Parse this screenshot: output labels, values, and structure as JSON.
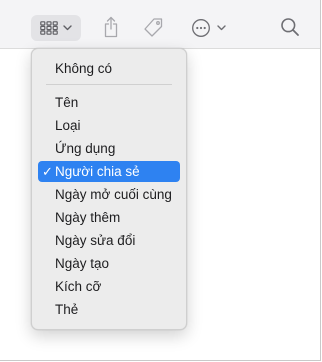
{
  "toolbar": {
    "view_button_icon": "grid-icon",
    "share_icon": "share-icon",
    "tag_icon": "tag-icon",
    "action_icon": "ellipsis-circle-icon",
    "search_icon": "search-icon"
  },
  "menu": {
    "top_item": "Không có",
    "items": [
      "Tên",
      "Loại",
      "Ứng dụng",
      "Người chia sẻ",
      "Ngày mở cuối cùng",
      "Ngày thêm",
      "Ngày sửa đổi",
      "Ngày tạo",
      "Kích cỡ",
      "Thẻ"
    ],
    "selected": "Người chia sẻ",
    "check_glyph": "✓"
  },
  "colors": {
    "selection": "#2e82f1",
    "menu_bg": "#ececec",
    "toolbar_bg": "#f4f4f6"
  }
}
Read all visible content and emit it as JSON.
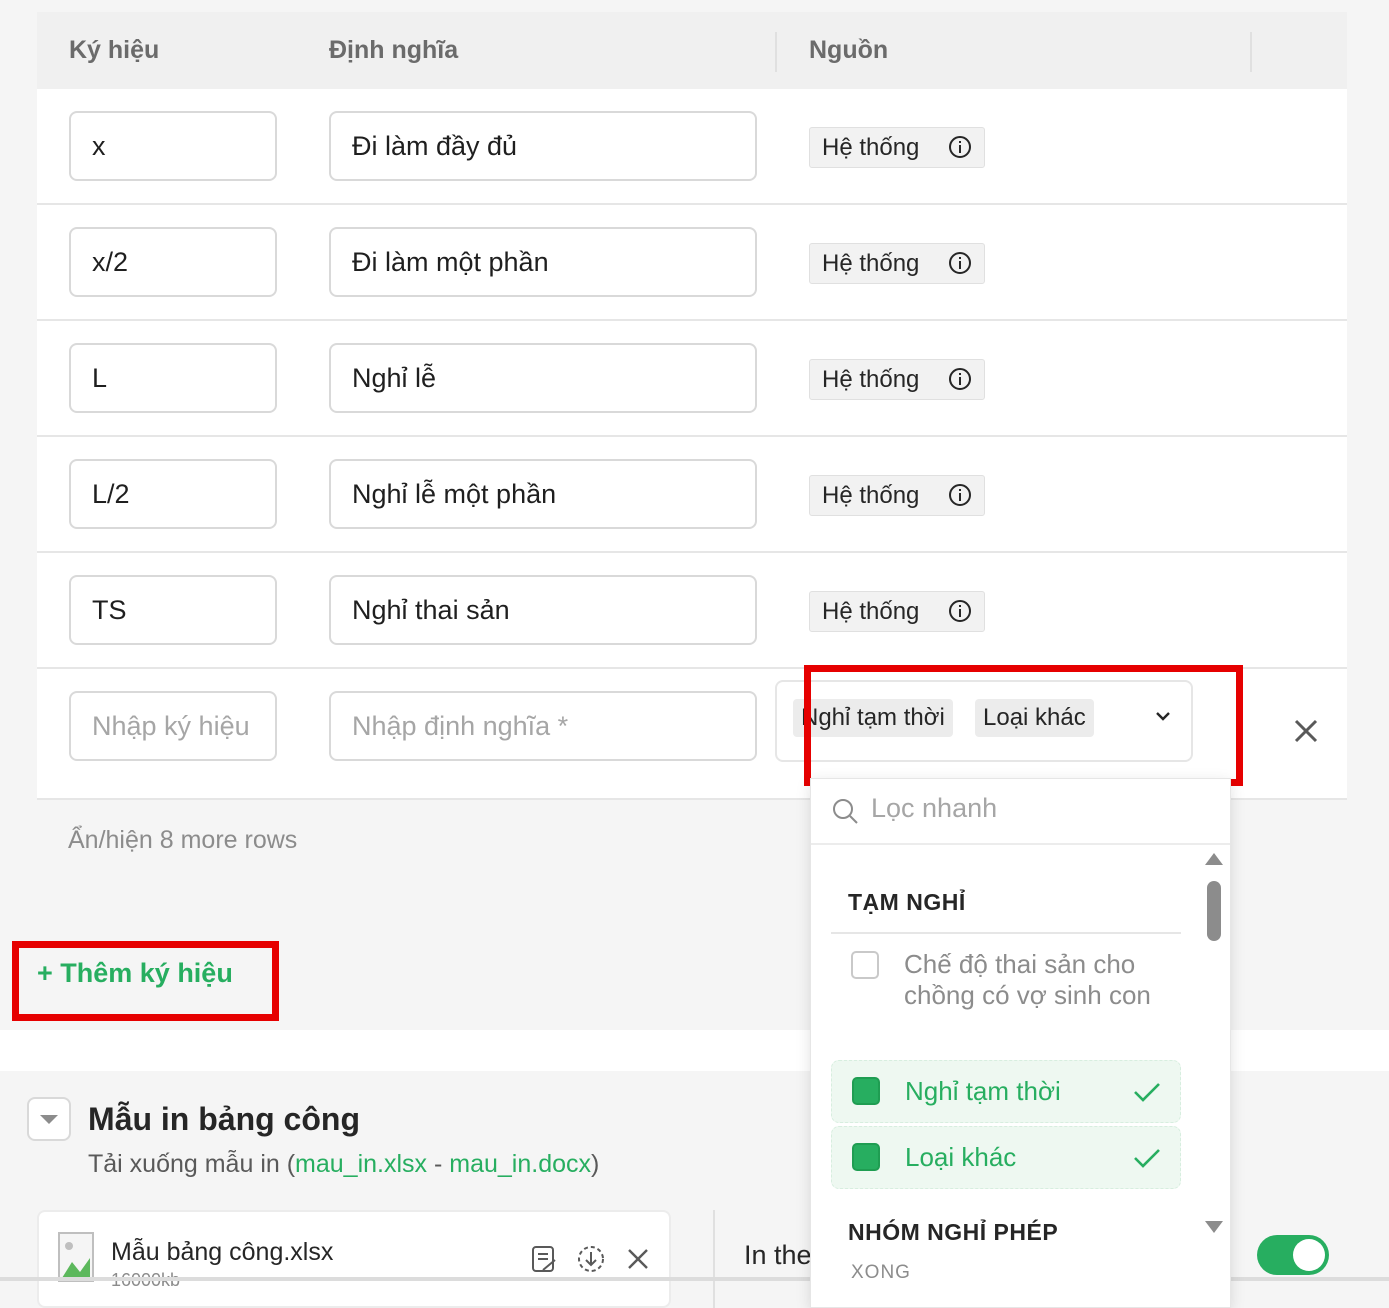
{
  "table": {
    "headers": {
      "symbol": "Ký hiệu",
      "definition": "Định nghĩa",
      "source": "Nguồn"
    },
    "rows": [
      {
        "symbol": "x",
        "definition": "Đi làm đầy đủ",
        "source": "Hệ thống"
      },
      {
        "symbol": "x/2",
        "definition": "Đi làm một phần",
        "source": "Hệ thống"
      },
      {
        "symbol": "L",
        "definition": "Nghỉ lễ",
        "source": "Hệ thống"
      },
      {
        "symbol": "L/2",
        "definition": "Nghỉ lễ một phần",
        "source": "Hệ thống"
      },
      {
        "symbol": "TS",
        "definition": "Nghỉ thai sản",
        "source": "Hệ thống"
      }
    ],
    "new_row": {
      "symbol_placeholder": "Nhập ký hiệu",
      "definition_placeholder": "Nhập định nghĩa *",
      "selected_chips": [
        "Nghỉ tạm thời",
        "Loại khác"
      ]
    },
    "toggle_rows_label": "Ẩn/hiện 8 more rows",
    "add_symbol_label": "+ Thêm ký hiệu"
  },
  "dropdown": {
    "search_placeholder": "Lọc nhanh",
    "group1": "TẠM NGHỈ",
    "options": [
      {
        "label": "Chế độ thai sản cho chồng có vợ sinh con",
        "checked": false
      },
      {
        "label": "Nghỉ tạm thời",
        "checked": true
      },
      {
        "label": "Loại khác",
        "checked": true
      }
    ],
    "group2": "NHÓM NGHỈ PHÉP",
    "footer": "XONG"
  },
  "print_section": {
    "title": "Mẫu in bảng công",
    "subtitle_prefix": "Tải xuống mẫu in (",
    "link_xlsx": "mau_in.xlsx",
    "separator": " - ",
    "link_docx": "mau_in.docx",
    "subtitle_suffix": ")",
    "file_name": "Mẫu bảng công.xlsx",
    "file_size": "16000kb",
    "print_label": "In the"
  },
  "colors": {
    "accent": "#27ae60",
    "highlight": "#e60000"
  }
}
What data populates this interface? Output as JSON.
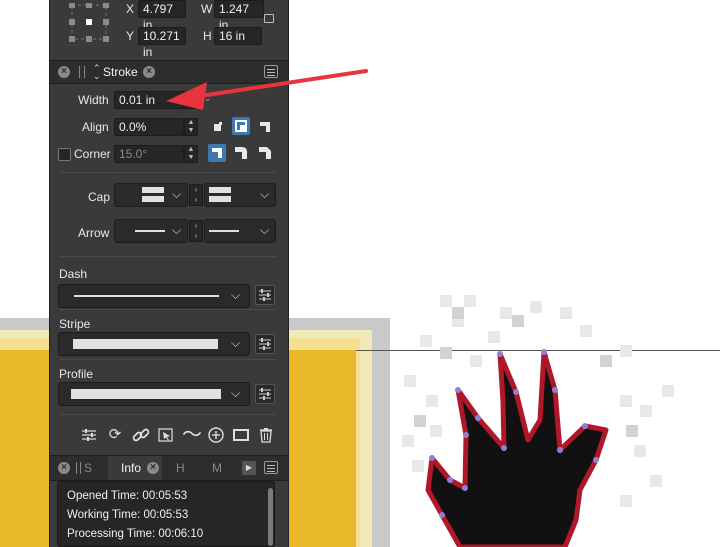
{
  "transform": {
    "x_label": "X",
    "x_value": "4.797 in",
    "w_label": "W",
    "w_value": "1.247 in",
    "y_label": "Y",
    "y_value": "10.271 in",
    "h_label": "H",
    "h_value": "16 in"
  },
  "stroke_tab": {
    "title": "Stroke",
    "width_label": "Width",
    "width_value": "0.01 in",
    "align_label": "Align",
    "align_value": "0.0%",
    "corner_label": "Corner",
    "corner_value": "15.0°",
    "cap_label": "Cap",
    "arrow_label": "Arrow",
    "dash_label": "Dash",
    "stripe_label": "Stripe",
    "profile_label": "Profile"
  },
  "info_tabs": {
    "tab_s": "S",
    "tab_info": "Info",
    "tab_h": "H",
    "tab_m": "M"
  },
  "info": {
    "opened": "Opened Time: 00:05:53",
    "working": "Working Time: 00:05:53",
    "processing": "Processing Time: 00:06:10"
  },
  "colors": {
    "panel": "#3a3a3a",
    "selected": "#3e78b0",
    "arrow": "#e8343f",
    "yellow": "#e8b82a",
    "outline": "#b0182a"
  },
  "icons": [
    "settings-sliders-icon",
    "rotate-icon",
    "link-icon",
    "selection-icon",
    "wave-icon",
    "plus-circle-icon",
    "rectangle-icon",
    "trash-icon"
  ]
}
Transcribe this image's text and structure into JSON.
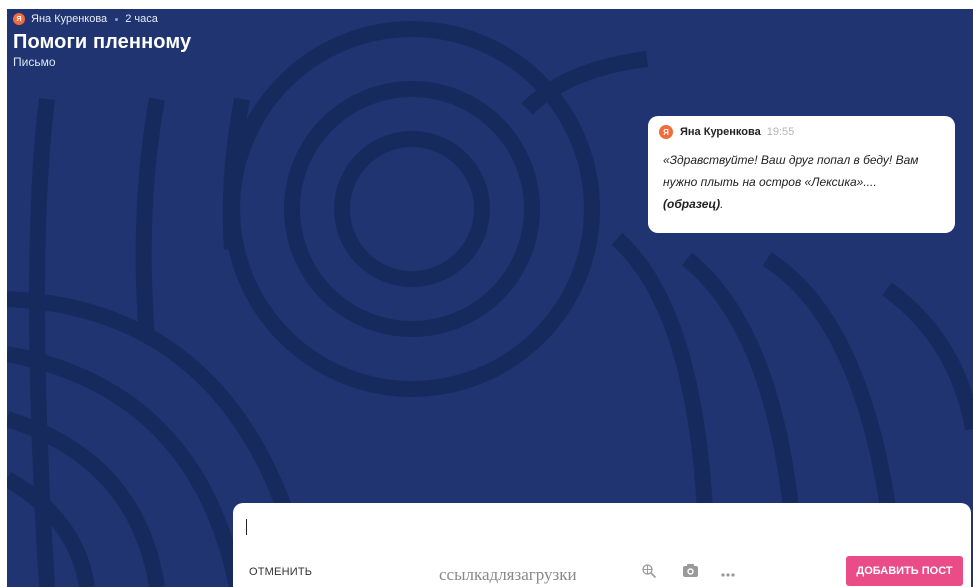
{
  "header": {
    "author": "Яна Куренкова",
    "avatar_letter": "Я",
    "time_ago": "2 часа",
    "title": "Помоги пленному",
    "subtitle": "Письмо"
  },
  "post": {
    "author": "Яна Куренкова",
    "avatar_letter": "Я",
    "time": "19:55",
    "text": "«Здравствуйте! Ваш друг попал в беду! Вам нужно плыть на остров «Лексика»....",
    "bold_text": "(образец)",
    "trailing": "."
  },
  "composer": {
    "cancel_label": "ОТМЕНИТЬ",
    "link_text": "ссылкадлязагрузки",
    "add_label": "ДОБАВИТЬ ПОСТ",
    "icons": [
      "link-search-icon",
      "camera-icon",
      "more-icon"
    ]
  },
  "colors": {
    "background": "#1f3470",
    "pattern": "#172a5e",
    "accent": "#e94c86",
    "avatar": "#f26b3a"
  }
}
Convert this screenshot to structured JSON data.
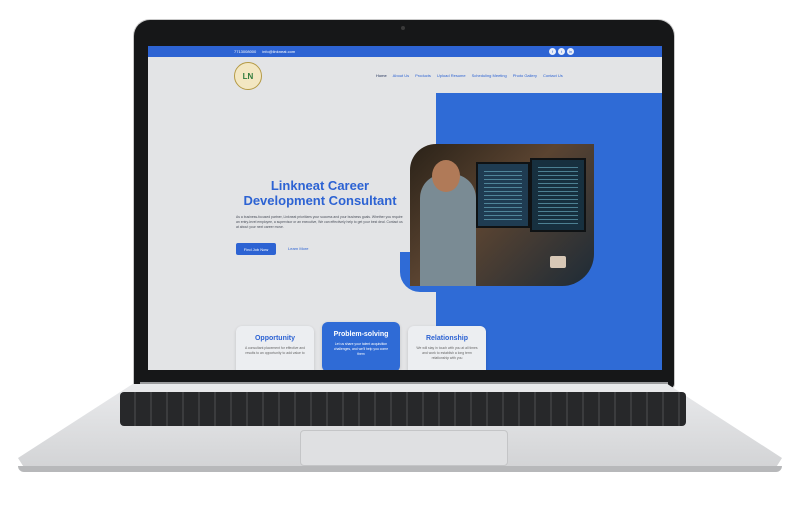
{
  "topbar": {
    "phone": "7713008000",
    "email": "info@linkneat.com",
    "social_icons": [
      "facebook-icon",
      "twitter-icon",
      "linkedin-icon"
    ]
  },
  "logo": {
    "text": "LN"
  },
  "nav": [
    "Home",
    "About Us",
    "Products",
    "Upload Resume",
    "Scheduling Meeting",
    "Photo Gallery",
    "Contact Us"
  ],
  "hero": {
    "title": "Linkneat Career Development Consultant",
    "description": "As a business-focused partner, Linkneat prioritizes your success and your business goals. Whether you require an entry-level employee, a supervisor or an executive, We can effectively help to get your best deal. Contact us at about your next career move.",
    "primary_button": "Find Job Now",
    "secondary_link": "Learn More"
  },
  "cards": [
    {
      "title": "Opportunity",
      "text": "A consultant placement for effective and results to an opportunity to add value to"
    },
    {
      "title": "Problem-solving",
      "text": "Let us share your talent acquisition challenges, and we'll help you come them"
    },
    {
      "title": "Relationship",
      "text": "We will stay in touch with you at all times and work to establish a long term relationship with you"
    }
  ],
  "colors": {
    "accent": "#2d63d3",
    "panel": "#2f6bd6"
  }
}
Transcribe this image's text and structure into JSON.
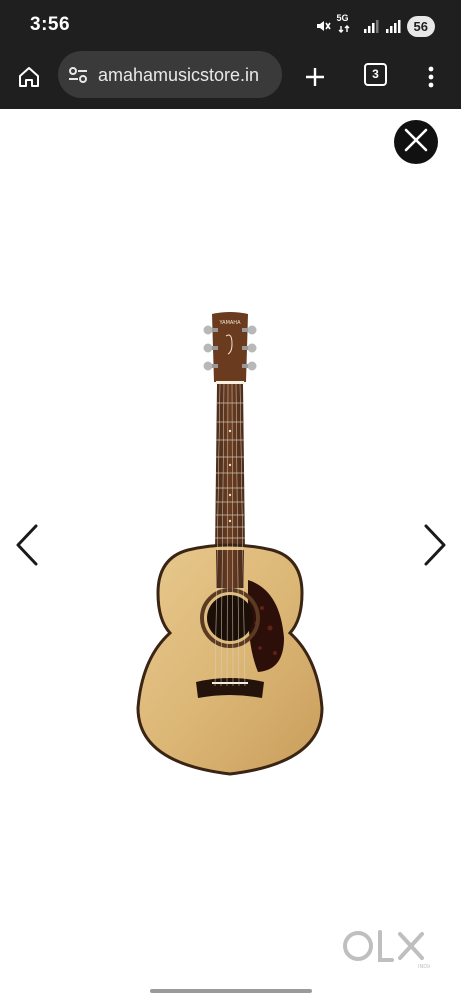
{
  "status_bar": {
    "time": "3:56",
    "network_label": "5G",
    "battery_level": "56"
  },
  "browser": {
    "url_display": "amahamusicstore.in",
    "tab_count": "3"
  },
  "viewer": {
    "image_subject": "acoustic-guitar",
    "brand_on_headstock": "YAMAHA",
    "watermark": "OLX"
  },
  "colors": {
    "status_bar_bg": "#1f1f1f",
    "url_box_bg": "#3a3a3a",
    "page_bg": "#ffffff",
    "close_button_bg": "#111111"
  }
}
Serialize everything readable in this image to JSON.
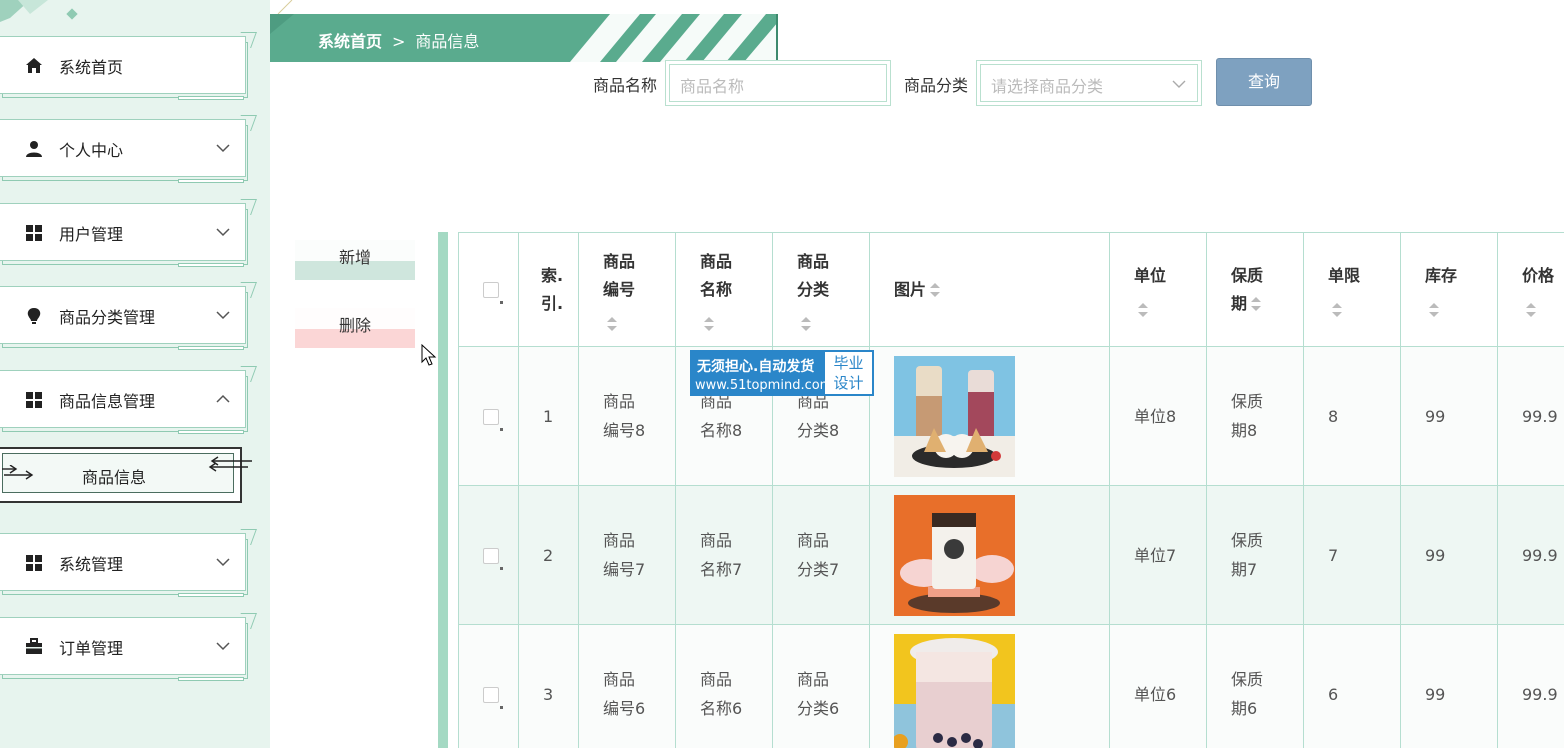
{
  "sidebar": {
    "items": [
      {
        "label": "系统首页",
        "icon": "home-icon",
        "has_chevron": false
      },
      {
        "label": "个人中心",
        "icon": "user-icon",
        "has_chevron": true,
        "chevron": "down"
      },
      {
        "label": "用户管理",
        "icon": "grid-icon",
        "has_chevron": true,
        "chevron": "down"
      },
      {
        "label": "商品分类管理",
        "icon": "bulb-icon",
        "has_chevron": true,
        "chevron": "down"
      },
      {
        "label": "商品信息管理",
        "icon": "grid-icon",
        "has_chevron": true,
        "chevron": "up"
      },
      {
        "label": "系统管理",
        "icon": "grid-icon",
        "has_chevron": true,
        "chevron": "down"
      },
      {
        "label": "订单管理",
        "icon": "briefcase-icon",
        "has_chevron": true,
        "chevron": "down"
      }
    ],
    "sub_item": {
      "label": "商品信息"
    }
  },
  "breadcrumb": {
    "home": "系统首页",
    "separator": ">",
    "current": "商品信息"
  },
  "search": {
    "name_label": "商品名称",
    "name_placeholder": "商品名称",
    "category_label": "商品分类",
    "category_placeholder": "请选择商品分类",
    "query_button": "查询"
  },
  "actions": {
    "add": "新增",
    "delete": "删除"
  },
  "table": {
    "headers": {
      "index_line1": "索.",
      "index_line2": "引.",
      "code_line1": "商品",
      "code_line2": "编号",
      "name_line1": "商品",
      "name_line2": "名称",
      "category_line1": "商品",
      "category_line2": "分类",
      "image": "图片",
      "unit": "单位",
      "shelf_line1": "保质",
      "shelf_line2": "期",
      "limit": "单限",
      "stock": "库存",
      "price": "价格"
    },
    "rows": [
      {
        "index": "1",
        "code_line1": "商品",
        "code_line2": "编号8",
        "name_line1": "商品",
        "name_line2": "名称8",
        "category_line1": "商品",
        "category_line2": "分类8",
        "image": "milk-tea-ice-cream-photo",
        "unit": "单位8",
        "shelf_line1": "保质",
        "shelf_line2": "期8",
        "limit": "8",
        "stock": "99",
        "price": "99.9"
      },
      {
        "index": "2",
        "code_line1": "商品",
        "code_line2": "编号7",
        "name_line1": "商品",
        "name_line2": "名称7",
        "category_line1": "商品",
        "category_line2": "分类7",
        "image": "milk-tea-cup-photo",
        "unit": "单位7",
        "shelf_line1": "保质",
        "shelf_line2": "期7",
        "limit": "7",
        "stock": "99",
        "price": "99.9"
      },
      {
        "index": "3",
        "code_line1": "商品",
        "code_line2": "编号6",
        "name_line1": "商品",
        "name_line2": "名称6",
        "category_line1": "商品",
        "category_line2": "分类6",
        "image": "bubble-tea-photo",
        "unit": "单位6",
        "shelf_line1": "保质",
        "shelf_line2": "期6",
        "limit": "6",
        "stock": "99",
        "price": "99.9"
      }
    ]
  },
  "watermark": {
    "line1": "无须担心.自动发货",
    "line2": "www.51topmind.com",
    "right_line1": "毕业",
    "right_line2": "设计"
  },
  "colors": {
    "sidebar_bg": "#e7f4ee",
    "accent": "#5aab8e",
    "query_button": "#7ea1c0",
    "table_border": "#b5ded0"
  }
}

:::

* Objective *
Show the lines of the material that contain the word "this".

* Exercise result *
Parse this screenshot: output labels, values, and structure as JSON.
What data populates this interface? Output as JSON.
Transcribe this image's text and structure into JSON.
Convert this screenshot to structured JSON data.
Transcribe this image's text and structure into JSON.
Serialize everything readable in this image to JSON.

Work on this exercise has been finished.